• Problem details: Please give the listing again in its entirety, exactly as written.

########

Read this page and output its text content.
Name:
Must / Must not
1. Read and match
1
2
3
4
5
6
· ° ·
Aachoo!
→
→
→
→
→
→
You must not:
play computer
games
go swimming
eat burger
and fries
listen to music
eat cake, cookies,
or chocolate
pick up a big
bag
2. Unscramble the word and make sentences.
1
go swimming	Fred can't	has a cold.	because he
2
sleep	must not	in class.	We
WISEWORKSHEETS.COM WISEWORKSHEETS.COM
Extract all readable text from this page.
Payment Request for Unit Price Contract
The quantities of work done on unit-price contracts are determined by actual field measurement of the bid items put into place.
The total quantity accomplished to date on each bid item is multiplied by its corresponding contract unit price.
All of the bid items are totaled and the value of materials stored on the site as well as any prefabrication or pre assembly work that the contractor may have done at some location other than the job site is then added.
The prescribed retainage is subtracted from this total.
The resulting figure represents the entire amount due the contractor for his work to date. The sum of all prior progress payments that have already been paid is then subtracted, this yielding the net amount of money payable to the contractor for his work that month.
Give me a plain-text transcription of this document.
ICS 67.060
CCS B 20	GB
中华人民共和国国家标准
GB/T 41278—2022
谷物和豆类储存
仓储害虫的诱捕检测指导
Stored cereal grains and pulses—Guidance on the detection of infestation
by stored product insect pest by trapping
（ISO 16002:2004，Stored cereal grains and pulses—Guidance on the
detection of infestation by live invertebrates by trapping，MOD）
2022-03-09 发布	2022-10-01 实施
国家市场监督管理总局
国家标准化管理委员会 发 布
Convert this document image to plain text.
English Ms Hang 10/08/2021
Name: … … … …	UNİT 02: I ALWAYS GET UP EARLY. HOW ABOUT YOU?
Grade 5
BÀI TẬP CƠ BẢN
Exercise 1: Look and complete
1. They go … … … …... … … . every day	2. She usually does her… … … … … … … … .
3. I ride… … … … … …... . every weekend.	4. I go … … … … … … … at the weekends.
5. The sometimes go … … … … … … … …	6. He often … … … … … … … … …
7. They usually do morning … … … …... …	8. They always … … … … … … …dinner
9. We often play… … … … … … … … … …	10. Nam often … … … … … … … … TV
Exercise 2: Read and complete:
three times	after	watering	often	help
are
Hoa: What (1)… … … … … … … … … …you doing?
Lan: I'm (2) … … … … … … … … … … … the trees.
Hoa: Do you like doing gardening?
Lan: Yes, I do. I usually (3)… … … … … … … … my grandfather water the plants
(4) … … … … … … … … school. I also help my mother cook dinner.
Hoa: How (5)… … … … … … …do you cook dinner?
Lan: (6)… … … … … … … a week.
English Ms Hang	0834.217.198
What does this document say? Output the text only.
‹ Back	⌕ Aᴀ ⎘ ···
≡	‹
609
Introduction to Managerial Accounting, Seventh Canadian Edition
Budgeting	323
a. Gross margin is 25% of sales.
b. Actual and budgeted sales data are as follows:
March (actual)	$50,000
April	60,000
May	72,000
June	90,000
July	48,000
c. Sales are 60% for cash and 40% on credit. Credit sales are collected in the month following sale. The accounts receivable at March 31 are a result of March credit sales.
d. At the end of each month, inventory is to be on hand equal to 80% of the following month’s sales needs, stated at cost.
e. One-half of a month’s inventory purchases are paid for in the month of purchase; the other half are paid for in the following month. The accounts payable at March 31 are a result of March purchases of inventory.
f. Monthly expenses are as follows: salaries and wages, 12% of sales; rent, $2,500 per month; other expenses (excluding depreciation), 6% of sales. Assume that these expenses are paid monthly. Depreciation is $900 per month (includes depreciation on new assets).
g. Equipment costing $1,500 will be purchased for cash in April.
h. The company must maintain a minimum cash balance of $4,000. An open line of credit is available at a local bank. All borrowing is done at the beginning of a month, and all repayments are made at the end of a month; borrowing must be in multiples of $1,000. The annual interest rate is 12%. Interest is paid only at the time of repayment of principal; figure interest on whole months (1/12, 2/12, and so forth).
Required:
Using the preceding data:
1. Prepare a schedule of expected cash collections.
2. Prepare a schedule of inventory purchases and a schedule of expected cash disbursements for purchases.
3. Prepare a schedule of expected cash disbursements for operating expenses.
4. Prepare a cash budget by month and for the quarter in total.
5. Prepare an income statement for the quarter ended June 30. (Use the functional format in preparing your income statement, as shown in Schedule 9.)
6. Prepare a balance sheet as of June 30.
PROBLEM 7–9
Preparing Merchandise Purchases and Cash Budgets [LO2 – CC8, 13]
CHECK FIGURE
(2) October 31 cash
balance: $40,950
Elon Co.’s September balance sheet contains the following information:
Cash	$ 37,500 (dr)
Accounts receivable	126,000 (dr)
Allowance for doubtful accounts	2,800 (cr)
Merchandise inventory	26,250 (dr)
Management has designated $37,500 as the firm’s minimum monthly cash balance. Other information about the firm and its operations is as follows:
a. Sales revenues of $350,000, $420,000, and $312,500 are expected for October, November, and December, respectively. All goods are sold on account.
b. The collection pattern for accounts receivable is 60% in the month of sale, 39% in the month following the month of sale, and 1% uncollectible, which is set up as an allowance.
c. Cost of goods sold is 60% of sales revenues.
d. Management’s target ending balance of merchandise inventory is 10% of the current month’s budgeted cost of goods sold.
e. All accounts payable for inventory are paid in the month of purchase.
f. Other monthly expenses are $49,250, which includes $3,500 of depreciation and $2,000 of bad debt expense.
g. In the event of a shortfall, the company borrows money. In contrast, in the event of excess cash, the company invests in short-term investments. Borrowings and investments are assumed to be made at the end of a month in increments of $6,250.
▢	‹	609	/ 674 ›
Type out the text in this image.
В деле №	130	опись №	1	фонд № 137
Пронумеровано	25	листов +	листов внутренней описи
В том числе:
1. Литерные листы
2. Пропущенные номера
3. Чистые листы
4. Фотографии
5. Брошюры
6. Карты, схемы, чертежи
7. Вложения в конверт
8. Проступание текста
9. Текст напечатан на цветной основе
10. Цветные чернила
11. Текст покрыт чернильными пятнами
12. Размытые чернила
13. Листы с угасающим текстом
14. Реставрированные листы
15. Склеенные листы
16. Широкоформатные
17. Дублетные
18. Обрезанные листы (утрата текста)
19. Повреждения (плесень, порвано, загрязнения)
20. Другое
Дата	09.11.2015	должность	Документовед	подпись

########

• Response to the task:
Read this page and output its text content.
Name:
Must / Must not
1. Read and match
1
2
3
4
5
6
· ° ·
Aachoo!
→
→
→
→
→
→
You must not:
play computer
games
go swimming
eat burger
and fries
listen to music
eat cake, cookies,
or chocolate
pick up a big
bag
2. Unscramble the word and make sentences.
1
go swimming	Fred can't	has a cold.	because he
2
sleep	must not	in class.	We
WISEWORKSHEETS.COM WISEWORKSHEETS.COM
Extract all readable text from this page.
Payment Request for Unit Price Contract
The quantities of work done on unit-price contracts are determined by actual field measurement of the bid items put into place.
The total quantity accomplished to date on each bid item is multiplied by its corresponding contract unit price.
All of the bid items are totaled and the value of materials stored on the site as well as any prefabrication or pre assembly work that the contractor may have done at some location other than the job site is then added.
The prescribed retainage is subtracted from this total.
The resulting figure represents the entire amount due the contractor for his work to date. The sum of all prior progress payments that have already been paid is then subtracted, this yielding the net amount of money payable to the contractor for his work that month.
Give me a plain-text transcription of this document.
ICS 67.060
CCS B 20	GB
中华人民共和国国家标准
GB/T 41278—2022
谷物和豆类储存
仓储害虫的诱捕检测指导
Stored cereal grains and pulses—Guidance on the detection of infestation
by stored product insect pest by trapping
（ISO 16002:2004，Stored cereal grains and pulses—Guidance on the
detection of infestation by live invertebrates by trapping，MOD）
2022-03-09 发布	2022-10-01 实施
国家市场监督管理总局
国家标准化管理委员会 发 布
Convert this document image to plain text.
English Ms Hang 10/08/2021
Name: … … … …	UNİT 02: I ALWAYS GET UP EARLY. HOW ABOUT YOU?
Grade 5
BÀI TẬP CƠ BẢN
Exercise 1: Look and complete
1. They go … … … …... … … . every day	2. She usually does her… … … … … … … … .
3. I ride… … … … … …... . every weekend.	4. I go … … … … … … … at the weekends.
5. The sometimes go … … … … … … … …	6. He often … … … … … … … … …
7. They usually do morning … … … …... …	8. They always … … … … … … …dinner
9. We often play… … … … … … … … … …	10. Nam often … … … … … … … … TV
Exercise 2: Read and complete:
three times	after	watering	often	help
are
Hoa: What (1)… … … … … … … … … …you doing?
Lan: I'm (2) … … … … … … … … … … … the trees.
Hoa: Do you like doing gardening?
Lan: Yes, I do. I usually (3)… … … … … … … … my grandfather water the plants
(4) … … … … … … … … school. I also help my mother cook dinner.
Hoa: How (5)… … … … … … …do you cook dinner?
Lan: (6)… … … … … … … a week.
English Ms Hang	0834.217.198
What does this document say? Output the text only.
‹ Back	⌕ Aᴀ ⎘ ···
≡	‹
609
Introduction to Managerial Accounting, Seventh Canadian Edition
Budgeting	323
a. Gross margin is 25% of sales.
b. Actual and budgeted sales data are as follows:
March (actual)	$50,000
April	60,000
May	72,000
June	90,000
July	48,000
c. Sales are 60% for cash and 40% on credit. Credit sales are collected in the month following sale. The accounts receivable at March 31 are a result of March credit sales.
d. At the end of each month, inventory is to be on hand equal to 80% of the following month’s sales needs, stated at cost.
e. One-half of a month’s inventory purchases are paid for in the month of purchase; the other half are paid for in the following month. The accounts payable at March 31 are a result of March purchases of inventory.
f. Monthly expenses are as follows: salaries and wages, 12% of sales; rent, $2,500 per month; other expenses (excluding depreciation), 6% of sales. Assume that these expenses are paid monthly. Depreciation is $900 per month (includes depreciation on new assets).
g. Equipment costing $1,500 will be purchased for cash in April.
h. The company must maintain a minimum cash balance of $4,000. An open line of credit is available at a local bank. All borrowing is done at the beginning of a month, and all repayments are made at the end of a month; borrowing must be in multiples of $1,000. The annual interest rate is 12%. Interest is paid only at the time of repayment of principal; figure interest on whole months (1/12, 2/12, and so forth).
Required:
Using the preceding data:
1. Prepare a schedule of expected cash collections.
2. Prepare a schedule of inventory purchases and a schedule of expected cash disbursements for purchases.
3. Prepare a schedule of expected cash disbursements for operating expenses.
4. Prepare a cash budget by month and for the quarter in total.
5. Prepare an income statement for the quarter ended June 30. (Use the functional format in preparing your income statement, as shown in Schedule 9.)
6. Prepare a balance sheet as of June 30.
PROBLEM 7–9
Preparing Merchandise Purchases and Cash Budgets [LO2 – CC8, 13]
CHECK FIGURE
(2) October 31 cash
balance: $40,950
Elon Co.’s September balance sheet contains the following information:
Cash	$ 37,500 (dr)
Accounts receivable	126,000 (dr)
Allowance for doubtful accounts	2,800 (cr)
Merchandise inventory	26,250 (dr)
Management has designated $37,500 as the firm’s minimum monthly cash balance. Other information about the firm and its operations is as follows:
a. Sales revenues of $350,000, $420,000, and $312,500 are expected for October, November, and December, respectively. All goods are sold on account.
b. The collection pattern for accounts receivable is 60% in the month of sale, 39% in the month following the month of sale, and 1% uncollectible, which is set up as an allowance.
c. Cost of goods sold is 60% of sales revenues.
d. Management’s target ending balance of merchandise inventory is 10% of the current month’s budgeted cost of goods sold.
e. All accounts payable for inventory are paid in the month of purchase.
f. Other monthly expenses are $49,250, which includes $3,500 of depreciation and $2,000 of bad debt expense.
g. In the event of a shortfall, the company borrows money. In contrast, in the event of excess cash, the company invests in short-term investments. Borrowings and investments are assumed to be made at the end of a month in increments of $6,250.
▢	‹	609	/ 674 ›
Type out the text in this image.
В деле №	130	опись №	1	фонд № 137
Пронумеровано	25	листов +	листов внутренней описи
В том числе:
1. Литерные листы
2. Пропущенные номера
3. Чистые листы
4. Фотографии
5. Брошюры
6. Карты, схемы, чертежи
7. Вложения в конверт
8. Проступание текста
9. Текст напечатан на цветной основе
10. Цветные чернила
11. Текст покрыт чернильными пятнами
12. Размытые чернила
13. Листы с угасающим текстом
14. Реставрированные листы
15. Склеенные листы
16. Широкоформатные
17. Дублетные
18. Обрезанные листы (утрата текста)
19. Повреждения (плесень, порвано, загрязнения)
20. Другое
Дата	09.11.2015	должность	Документовед	подпись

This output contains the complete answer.